* _Exercise goal_
Copy out, word for word, the lines from the one containing "Patent image size: (892, 660)." through the one containing "The second surface of the STL", including both of those lines.

* _Items_
(begin)

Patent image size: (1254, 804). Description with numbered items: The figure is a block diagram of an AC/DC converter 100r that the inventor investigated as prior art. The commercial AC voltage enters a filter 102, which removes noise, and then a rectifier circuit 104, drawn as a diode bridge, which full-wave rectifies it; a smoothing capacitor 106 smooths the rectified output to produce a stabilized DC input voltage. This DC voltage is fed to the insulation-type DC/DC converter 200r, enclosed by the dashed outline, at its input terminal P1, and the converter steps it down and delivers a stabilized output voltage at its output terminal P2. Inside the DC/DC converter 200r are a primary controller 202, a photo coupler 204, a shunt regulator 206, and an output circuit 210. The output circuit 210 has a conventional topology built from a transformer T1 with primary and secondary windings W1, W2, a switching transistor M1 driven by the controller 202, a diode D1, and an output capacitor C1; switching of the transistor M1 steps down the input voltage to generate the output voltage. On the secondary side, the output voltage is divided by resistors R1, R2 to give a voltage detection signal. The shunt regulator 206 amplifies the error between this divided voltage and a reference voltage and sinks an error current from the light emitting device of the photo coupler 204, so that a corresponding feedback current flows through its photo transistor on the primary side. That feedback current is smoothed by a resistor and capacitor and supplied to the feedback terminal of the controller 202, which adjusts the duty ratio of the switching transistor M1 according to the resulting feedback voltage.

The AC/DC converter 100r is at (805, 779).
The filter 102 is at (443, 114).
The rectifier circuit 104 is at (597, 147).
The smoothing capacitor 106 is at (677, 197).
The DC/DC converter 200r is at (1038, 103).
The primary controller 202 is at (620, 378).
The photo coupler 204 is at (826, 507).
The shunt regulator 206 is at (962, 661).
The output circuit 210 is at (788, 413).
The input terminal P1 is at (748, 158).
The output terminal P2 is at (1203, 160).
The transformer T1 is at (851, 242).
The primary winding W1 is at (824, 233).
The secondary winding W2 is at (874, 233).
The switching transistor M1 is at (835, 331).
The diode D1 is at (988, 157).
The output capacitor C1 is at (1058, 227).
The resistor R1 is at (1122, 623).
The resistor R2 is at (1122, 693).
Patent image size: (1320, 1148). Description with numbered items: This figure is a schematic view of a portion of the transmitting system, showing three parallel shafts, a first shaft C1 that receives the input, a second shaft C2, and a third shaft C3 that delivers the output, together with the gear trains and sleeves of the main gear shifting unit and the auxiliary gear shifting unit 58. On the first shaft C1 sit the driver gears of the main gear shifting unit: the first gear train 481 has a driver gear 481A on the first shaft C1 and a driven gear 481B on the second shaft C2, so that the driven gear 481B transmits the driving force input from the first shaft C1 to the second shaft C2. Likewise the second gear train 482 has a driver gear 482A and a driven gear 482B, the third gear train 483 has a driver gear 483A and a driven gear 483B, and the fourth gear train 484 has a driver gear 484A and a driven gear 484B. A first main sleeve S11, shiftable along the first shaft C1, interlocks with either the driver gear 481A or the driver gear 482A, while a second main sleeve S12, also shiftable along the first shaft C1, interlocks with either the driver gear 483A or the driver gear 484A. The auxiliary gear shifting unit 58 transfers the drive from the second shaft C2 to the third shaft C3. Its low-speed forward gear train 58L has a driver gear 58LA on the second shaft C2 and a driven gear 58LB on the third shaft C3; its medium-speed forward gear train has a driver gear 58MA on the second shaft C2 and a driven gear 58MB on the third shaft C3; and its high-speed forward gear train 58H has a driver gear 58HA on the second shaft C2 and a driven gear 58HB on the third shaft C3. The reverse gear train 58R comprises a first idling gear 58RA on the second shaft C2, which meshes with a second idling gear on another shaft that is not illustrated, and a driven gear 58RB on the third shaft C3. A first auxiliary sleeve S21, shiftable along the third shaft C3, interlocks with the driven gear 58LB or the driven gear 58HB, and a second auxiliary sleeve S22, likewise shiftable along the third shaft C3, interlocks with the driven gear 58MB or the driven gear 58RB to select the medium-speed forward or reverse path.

(end)
(begin)

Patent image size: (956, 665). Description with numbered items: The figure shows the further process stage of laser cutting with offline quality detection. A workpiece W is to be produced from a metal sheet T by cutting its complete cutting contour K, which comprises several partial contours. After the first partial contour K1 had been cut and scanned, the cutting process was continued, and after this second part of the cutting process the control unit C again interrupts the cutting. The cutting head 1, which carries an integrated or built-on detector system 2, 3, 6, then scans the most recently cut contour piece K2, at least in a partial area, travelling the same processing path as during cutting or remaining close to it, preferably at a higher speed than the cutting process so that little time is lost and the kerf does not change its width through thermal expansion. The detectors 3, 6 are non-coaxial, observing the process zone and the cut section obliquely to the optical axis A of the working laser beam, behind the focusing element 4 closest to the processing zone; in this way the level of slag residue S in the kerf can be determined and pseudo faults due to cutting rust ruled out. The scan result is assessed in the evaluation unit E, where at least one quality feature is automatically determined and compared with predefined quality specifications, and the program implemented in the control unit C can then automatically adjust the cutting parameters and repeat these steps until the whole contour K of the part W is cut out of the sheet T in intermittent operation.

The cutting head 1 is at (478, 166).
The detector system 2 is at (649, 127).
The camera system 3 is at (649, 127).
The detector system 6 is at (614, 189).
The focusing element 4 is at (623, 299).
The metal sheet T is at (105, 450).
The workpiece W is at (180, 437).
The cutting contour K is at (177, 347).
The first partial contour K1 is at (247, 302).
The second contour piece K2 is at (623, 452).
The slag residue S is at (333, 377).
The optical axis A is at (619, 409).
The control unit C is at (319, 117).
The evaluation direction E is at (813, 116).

(end)
(begin)

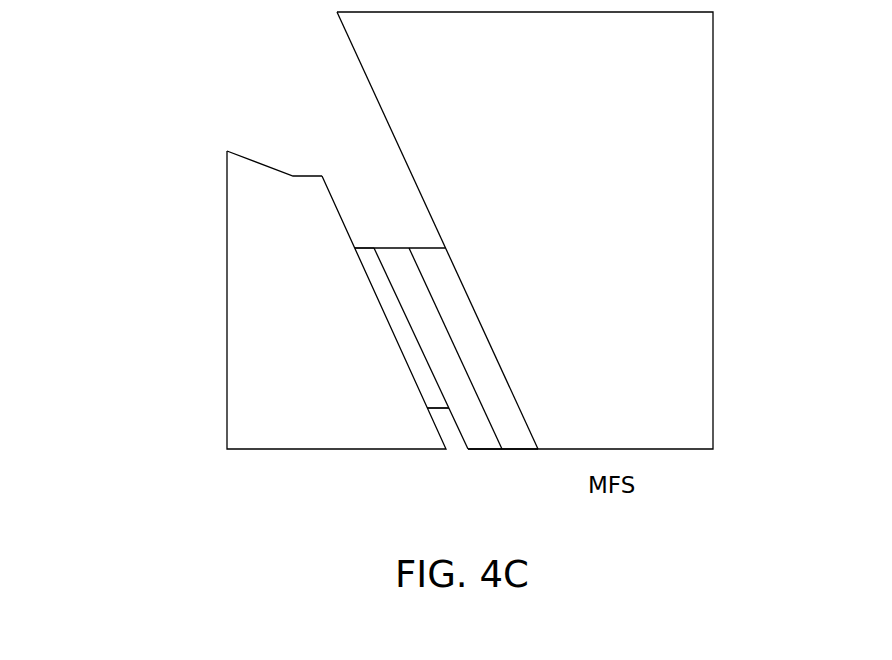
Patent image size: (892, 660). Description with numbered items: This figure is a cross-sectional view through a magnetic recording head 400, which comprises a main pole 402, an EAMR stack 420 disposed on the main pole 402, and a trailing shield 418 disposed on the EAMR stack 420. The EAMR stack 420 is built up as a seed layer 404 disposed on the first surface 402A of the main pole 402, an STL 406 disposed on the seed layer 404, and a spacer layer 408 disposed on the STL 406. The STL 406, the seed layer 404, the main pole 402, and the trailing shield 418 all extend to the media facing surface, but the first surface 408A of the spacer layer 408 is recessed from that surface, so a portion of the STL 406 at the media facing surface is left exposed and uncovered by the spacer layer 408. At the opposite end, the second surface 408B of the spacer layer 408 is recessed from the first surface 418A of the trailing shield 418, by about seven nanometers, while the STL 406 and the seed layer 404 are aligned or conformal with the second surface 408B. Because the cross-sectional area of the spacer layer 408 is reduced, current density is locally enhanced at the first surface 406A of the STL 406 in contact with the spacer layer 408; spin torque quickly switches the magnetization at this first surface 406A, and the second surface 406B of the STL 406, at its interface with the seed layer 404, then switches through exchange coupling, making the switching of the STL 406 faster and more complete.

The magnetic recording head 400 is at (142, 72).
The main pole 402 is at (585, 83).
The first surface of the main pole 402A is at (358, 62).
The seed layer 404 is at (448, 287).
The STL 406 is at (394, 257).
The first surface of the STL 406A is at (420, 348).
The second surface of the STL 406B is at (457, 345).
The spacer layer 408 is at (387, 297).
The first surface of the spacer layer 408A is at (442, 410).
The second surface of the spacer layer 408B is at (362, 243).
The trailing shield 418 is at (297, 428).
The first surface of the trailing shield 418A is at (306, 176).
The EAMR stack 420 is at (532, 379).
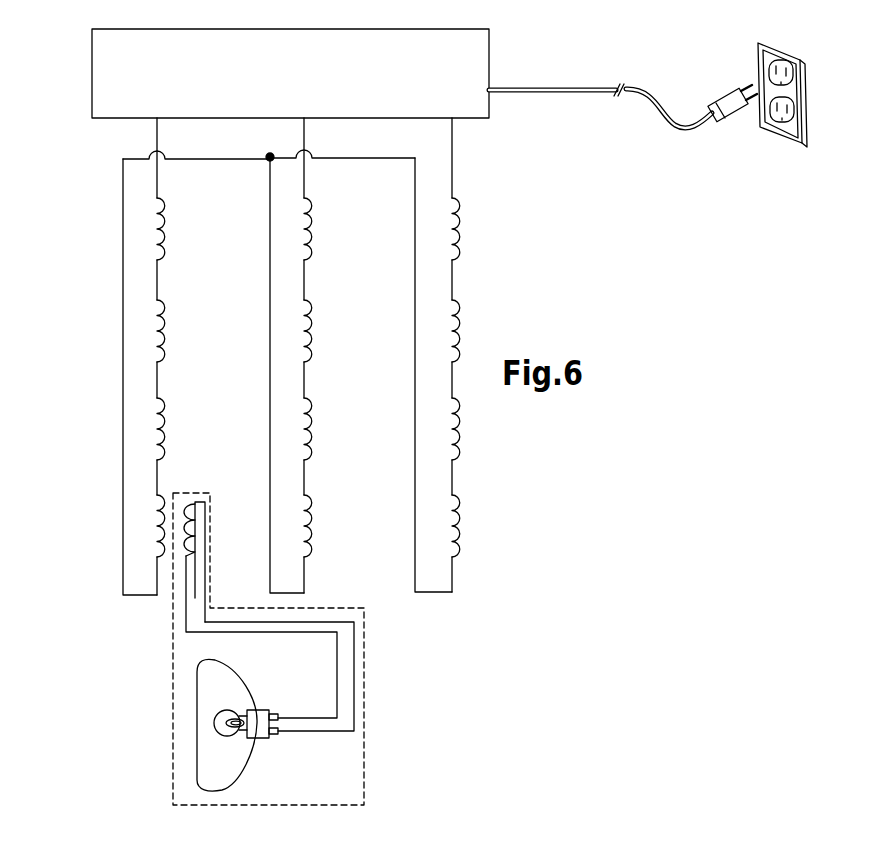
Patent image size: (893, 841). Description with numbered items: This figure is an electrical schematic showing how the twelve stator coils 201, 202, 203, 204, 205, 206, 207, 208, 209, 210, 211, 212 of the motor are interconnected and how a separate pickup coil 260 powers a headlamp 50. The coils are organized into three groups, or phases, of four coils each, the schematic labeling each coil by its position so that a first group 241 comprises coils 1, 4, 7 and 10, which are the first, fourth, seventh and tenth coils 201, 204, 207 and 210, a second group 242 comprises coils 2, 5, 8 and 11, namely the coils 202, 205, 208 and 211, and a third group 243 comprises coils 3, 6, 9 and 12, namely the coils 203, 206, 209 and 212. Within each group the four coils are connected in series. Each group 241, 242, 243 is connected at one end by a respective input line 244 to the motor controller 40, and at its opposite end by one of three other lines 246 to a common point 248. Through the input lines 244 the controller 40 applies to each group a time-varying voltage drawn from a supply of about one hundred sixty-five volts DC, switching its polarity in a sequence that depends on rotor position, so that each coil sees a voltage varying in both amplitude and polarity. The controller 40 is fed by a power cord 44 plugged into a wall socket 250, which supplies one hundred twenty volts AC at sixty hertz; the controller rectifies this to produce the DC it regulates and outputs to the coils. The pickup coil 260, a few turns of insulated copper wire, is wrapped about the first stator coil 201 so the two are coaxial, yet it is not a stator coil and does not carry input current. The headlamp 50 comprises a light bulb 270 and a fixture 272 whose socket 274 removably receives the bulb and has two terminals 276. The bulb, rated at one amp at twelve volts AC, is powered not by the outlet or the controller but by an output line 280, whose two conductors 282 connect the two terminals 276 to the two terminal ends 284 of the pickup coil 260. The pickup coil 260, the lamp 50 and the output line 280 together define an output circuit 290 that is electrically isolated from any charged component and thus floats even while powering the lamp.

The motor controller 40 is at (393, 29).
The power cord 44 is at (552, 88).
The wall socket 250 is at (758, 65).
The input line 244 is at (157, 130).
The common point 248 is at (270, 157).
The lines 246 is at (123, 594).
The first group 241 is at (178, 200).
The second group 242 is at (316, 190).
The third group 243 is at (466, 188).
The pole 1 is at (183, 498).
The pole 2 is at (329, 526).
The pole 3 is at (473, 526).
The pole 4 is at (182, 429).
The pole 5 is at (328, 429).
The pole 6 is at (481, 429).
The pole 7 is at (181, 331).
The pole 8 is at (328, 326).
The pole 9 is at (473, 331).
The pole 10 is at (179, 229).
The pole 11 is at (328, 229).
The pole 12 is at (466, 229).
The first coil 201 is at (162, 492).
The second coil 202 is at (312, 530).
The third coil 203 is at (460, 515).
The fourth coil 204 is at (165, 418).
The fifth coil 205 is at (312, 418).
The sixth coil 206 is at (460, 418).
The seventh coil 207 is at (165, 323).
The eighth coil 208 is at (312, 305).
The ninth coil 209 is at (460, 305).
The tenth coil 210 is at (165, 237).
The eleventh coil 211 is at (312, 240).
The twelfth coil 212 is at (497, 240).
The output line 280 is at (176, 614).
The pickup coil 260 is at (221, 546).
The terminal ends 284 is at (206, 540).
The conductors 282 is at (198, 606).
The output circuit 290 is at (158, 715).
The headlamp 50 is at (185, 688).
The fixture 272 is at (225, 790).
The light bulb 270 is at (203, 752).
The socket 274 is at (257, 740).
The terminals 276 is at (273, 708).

(end)

* _Answer below_
Patent image size: (892, 660). Description with numbered items: This figure is a cross-sectional view through a magnetic recording head 400, which comprises a main pole 402, an EAMR stack 420 disposed on the main pole 402, and a trailing shield 418 disposed on the EAMR stack 420. The EAMR stack 420 is built up as a seed layer 404 disposed on the first surface 402A of the main pole 402, an STL 406 disposed on the seed layer 404, and a spacer layer 408 disposed on the STL 406. The STL 406, the seed layer 404, the main pole 402, and the trailing shield 418 all extend to the media facing surface, but the first surface 408A of the spacer layer 408 is recessed from that surface, so a portion of the STL 406 at the media facing surface is left exposed and uncovered by the spacer layer 408. At the opposite end, the second surface 408B of the spacer layer 408 is recessed from the first surface 418A of the trailing shield 418, by about seven nanometers, while the STL 406 and the seed layer 404 are aligned or conformal with the second surface 408B. Because the cross-sectional area of the spacer layer 408 is reduced, current density is locally enhanced at the first surface 406A of the STL 406 in contact with the spacer layer 408; spin torque quickly switches the magnetization at this first surface 406A, and the second surface 406B of the STL 406, at its interface with the seed layer 404, then switches through exchange coupling, making the switching of the STL 406 faster and more complete.

The magnetic recording head 400 is at (142, 72).
The main pole 402 is at (585, 83).
The first surface of the main pole 402A is at (358, 62).
The seed layer 404 is at (448, 287).
The STL 406 is at (394, 257).
The first surface of the STL 406A is at (420, 348).
The second surface of the STL 406B is at (457, 345).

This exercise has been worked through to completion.